» **REQUIRED TASK**
Pick every line with "image" from the material below.

(Records from a dataset)
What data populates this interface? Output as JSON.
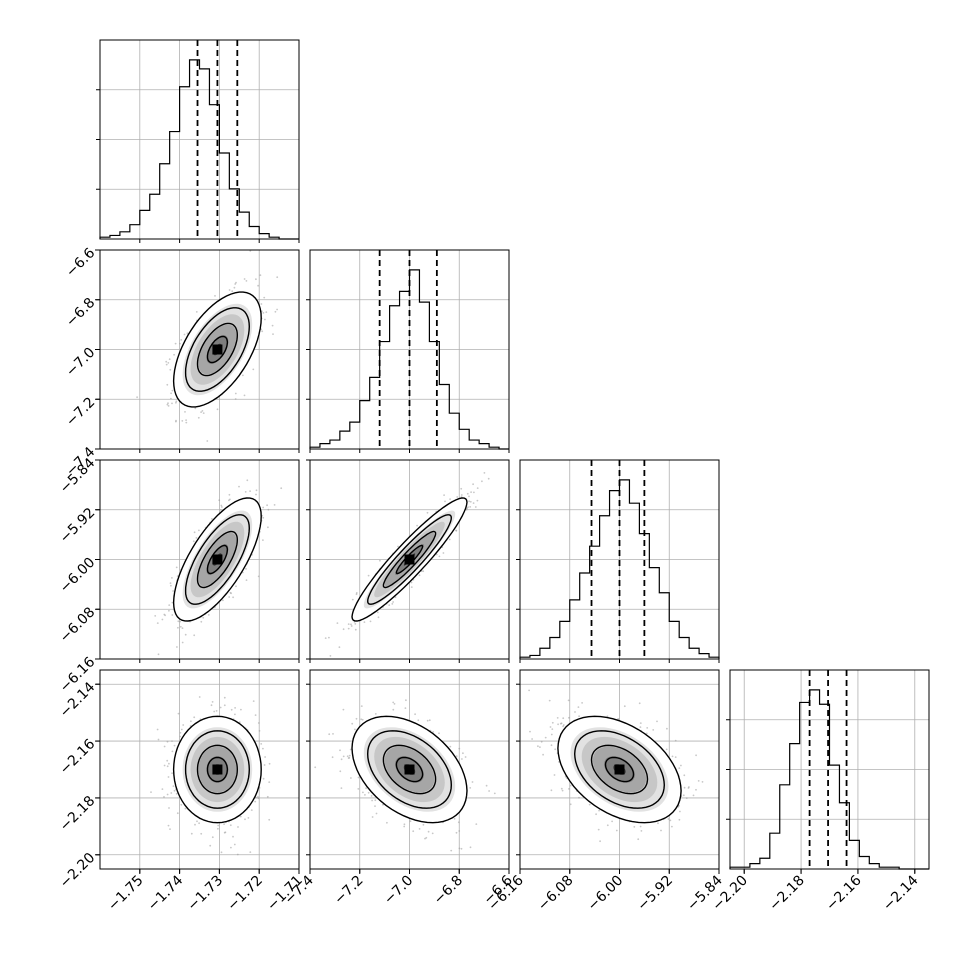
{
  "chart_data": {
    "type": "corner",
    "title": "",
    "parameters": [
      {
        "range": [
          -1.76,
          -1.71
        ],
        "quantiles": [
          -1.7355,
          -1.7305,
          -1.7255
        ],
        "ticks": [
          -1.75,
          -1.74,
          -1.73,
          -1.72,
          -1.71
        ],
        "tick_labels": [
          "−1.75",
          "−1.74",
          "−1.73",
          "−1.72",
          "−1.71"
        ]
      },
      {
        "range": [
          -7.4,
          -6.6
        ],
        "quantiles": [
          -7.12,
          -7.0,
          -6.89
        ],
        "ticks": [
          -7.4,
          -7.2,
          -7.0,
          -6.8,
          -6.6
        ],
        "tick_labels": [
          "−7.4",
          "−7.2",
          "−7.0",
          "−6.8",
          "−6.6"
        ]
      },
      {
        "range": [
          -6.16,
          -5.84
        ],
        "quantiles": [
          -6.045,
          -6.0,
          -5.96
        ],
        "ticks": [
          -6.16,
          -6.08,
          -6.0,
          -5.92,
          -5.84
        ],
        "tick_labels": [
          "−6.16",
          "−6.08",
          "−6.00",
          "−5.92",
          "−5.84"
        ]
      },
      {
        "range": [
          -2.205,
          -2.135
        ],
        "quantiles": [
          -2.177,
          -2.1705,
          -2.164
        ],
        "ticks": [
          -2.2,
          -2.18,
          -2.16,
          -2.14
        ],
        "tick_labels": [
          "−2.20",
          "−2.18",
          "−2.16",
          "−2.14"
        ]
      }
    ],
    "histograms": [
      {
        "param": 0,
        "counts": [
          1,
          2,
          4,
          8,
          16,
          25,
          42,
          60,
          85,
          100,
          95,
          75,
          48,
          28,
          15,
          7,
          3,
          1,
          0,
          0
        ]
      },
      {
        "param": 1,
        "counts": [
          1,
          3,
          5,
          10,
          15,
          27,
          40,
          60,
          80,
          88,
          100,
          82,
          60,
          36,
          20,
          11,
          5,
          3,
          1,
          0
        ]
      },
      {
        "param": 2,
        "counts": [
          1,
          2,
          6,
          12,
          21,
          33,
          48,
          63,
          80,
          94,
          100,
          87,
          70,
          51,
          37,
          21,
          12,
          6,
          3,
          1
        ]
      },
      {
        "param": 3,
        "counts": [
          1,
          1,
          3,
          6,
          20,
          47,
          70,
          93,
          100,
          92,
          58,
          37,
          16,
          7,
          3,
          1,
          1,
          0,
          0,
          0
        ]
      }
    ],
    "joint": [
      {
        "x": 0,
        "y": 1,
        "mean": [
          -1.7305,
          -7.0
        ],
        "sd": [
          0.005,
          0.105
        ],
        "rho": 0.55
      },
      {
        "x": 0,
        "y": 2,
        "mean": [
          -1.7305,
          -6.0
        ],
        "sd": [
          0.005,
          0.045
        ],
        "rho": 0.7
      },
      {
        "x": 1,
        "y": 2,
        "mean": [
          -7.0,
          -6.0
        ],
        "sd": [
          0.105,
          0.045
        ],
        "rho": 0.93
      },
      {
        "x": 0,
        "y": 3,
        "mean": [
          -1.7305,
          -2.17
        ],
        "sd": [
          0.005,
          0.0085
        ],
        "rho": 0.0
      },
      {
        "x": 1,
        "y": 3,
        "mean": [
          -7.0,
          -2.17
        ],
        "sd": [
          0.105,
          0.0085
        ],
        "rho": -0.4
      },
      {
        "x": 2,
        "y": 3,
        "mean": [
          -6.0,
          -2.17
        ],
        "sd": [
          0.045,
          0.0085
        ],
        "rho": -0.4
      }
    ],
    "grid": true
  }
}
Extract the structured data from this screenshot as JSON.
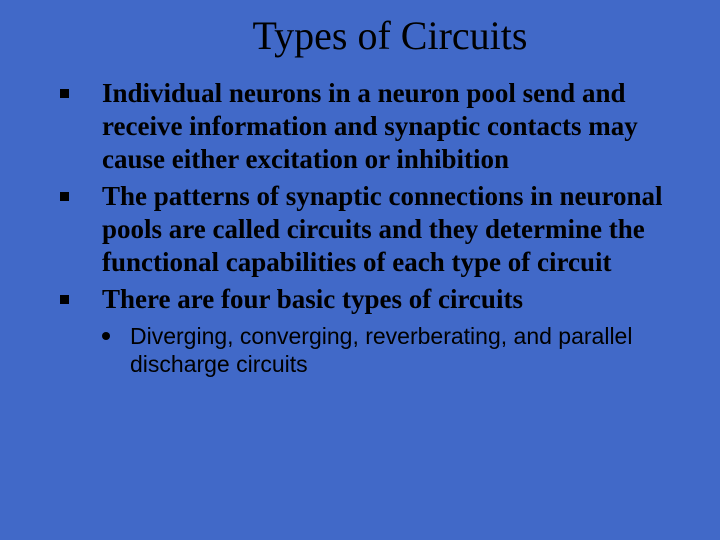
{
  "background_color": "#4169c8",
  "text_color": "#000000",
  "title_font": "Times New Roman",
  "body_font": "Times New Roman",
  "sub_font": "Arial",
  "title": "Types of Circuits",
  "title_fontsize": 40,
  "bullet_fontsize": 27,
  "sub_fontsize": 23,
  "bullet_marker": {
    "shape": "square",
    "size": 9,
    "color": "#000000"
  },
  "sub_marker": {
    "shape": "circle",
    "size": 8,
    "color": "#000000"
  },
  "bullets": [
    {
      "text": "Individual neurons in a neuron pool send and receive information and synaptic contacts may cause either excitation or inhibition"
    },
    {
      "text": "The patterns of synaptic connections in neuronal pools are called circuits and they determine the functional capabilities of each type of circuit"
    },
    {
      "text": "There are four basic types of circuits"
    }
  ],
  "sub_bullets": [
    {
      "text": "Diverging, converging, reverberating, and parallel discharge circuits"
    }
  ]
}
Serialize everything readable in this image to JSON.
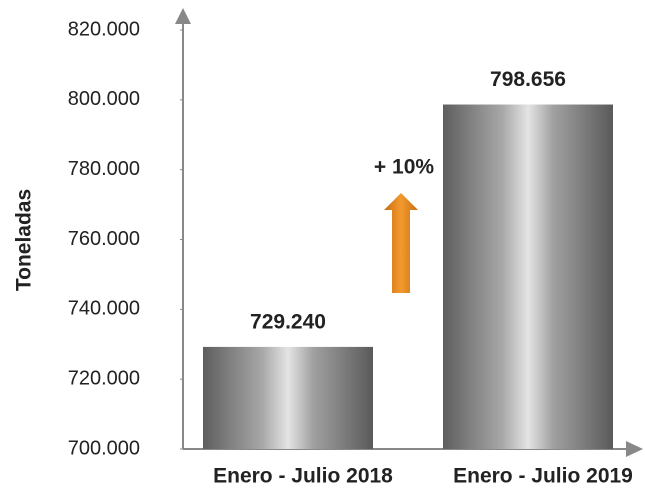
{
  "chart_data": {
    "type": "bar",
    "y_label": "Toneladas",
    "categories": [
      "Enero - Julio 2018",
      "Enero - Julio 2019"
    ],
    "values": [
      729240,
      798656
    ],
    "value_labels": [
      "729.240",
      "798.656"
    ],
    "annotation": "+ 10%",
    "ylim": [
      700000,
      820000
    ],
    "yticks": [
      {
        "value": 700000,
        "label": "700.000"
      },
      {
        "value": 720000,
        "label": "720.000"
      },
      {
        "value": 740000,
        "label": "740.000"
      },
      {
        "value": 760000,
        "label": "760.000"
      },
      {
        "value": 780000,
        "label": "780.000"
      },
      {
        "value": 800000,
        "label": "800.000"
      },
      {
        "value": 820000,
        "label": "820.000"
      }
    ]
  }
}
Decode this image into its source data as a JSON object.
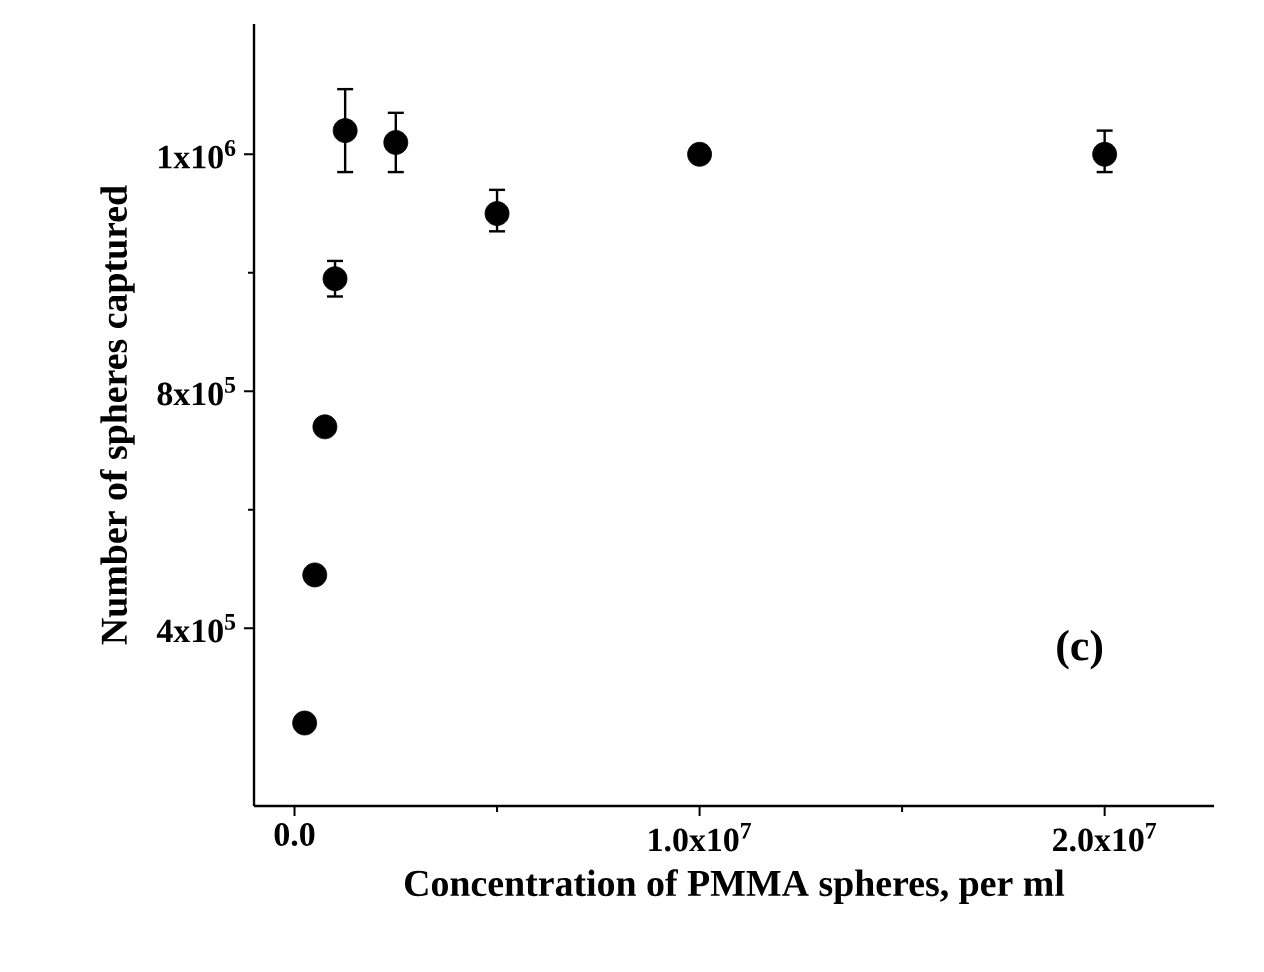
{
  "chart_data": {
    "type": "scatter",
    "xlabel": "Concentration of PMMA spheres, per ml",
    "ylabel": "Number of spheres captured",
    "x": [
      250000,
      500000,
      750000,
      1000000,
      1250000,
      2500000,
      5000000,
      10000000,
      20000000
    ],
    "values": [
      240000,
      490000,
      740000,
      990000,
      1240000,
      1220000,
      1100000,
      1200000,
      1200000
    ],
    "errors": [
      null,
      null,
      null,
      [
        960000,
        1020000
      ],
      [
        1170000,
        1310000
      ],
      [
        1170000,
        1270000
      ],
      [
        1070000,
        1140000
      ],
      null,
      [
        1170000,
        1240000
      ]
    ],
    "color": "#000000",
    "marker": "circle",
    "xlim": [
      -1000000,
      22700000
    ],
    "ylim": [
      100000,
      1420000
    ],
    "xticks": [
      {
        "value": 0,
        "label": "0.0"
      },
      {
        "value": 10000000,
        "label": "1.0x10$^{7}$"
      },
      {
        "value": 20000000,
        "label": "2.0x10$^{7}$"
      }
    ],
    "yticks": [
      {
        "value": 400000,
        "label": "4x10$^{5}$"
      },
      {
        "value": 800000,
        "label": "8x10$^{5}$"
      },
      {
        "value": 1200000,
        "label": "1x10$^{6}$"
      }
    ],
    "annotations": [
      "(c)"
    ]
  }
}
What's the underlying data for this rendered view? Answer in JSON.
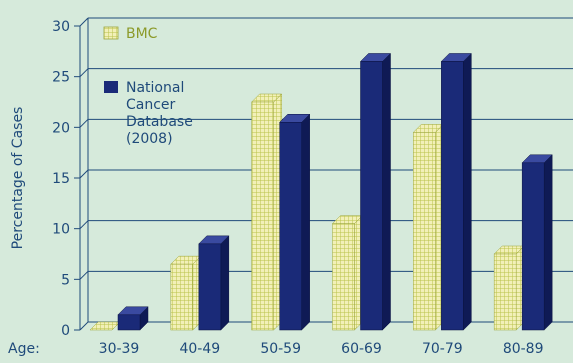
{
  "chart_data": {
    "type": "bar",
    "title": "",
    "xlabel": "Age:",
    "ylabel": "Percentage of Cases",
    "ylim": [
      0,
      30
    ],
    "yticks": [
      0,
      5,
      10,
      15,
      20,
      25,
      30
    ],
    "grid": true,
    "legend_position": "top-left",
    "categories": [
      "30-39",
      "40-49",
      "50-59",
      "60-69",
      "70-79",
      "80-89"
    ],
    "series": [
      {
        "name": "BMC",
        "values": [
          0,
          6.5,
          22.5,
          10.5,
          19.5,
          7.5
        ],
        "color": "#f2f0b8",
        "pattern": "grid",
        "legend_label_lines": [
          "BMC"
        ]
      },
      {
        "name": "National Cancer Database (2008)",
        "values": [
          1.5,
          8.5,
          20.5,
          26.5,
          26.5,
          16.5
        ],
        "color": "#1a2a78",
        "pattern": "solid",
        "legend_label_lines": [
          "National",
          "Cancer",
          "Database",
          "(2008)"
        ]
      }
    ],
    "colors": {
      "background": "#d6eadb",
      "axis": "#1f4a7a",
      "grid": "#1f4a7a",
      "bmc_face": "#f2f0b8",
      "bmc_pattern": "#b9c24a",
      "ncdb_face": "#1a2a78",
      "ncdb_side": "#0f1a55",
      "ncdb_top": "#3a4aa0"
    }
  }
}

» **RESULT OF THIS EXERCISE**
Serialize everything readable in this image to JSON.
Decode this image into its source data as a JSON object.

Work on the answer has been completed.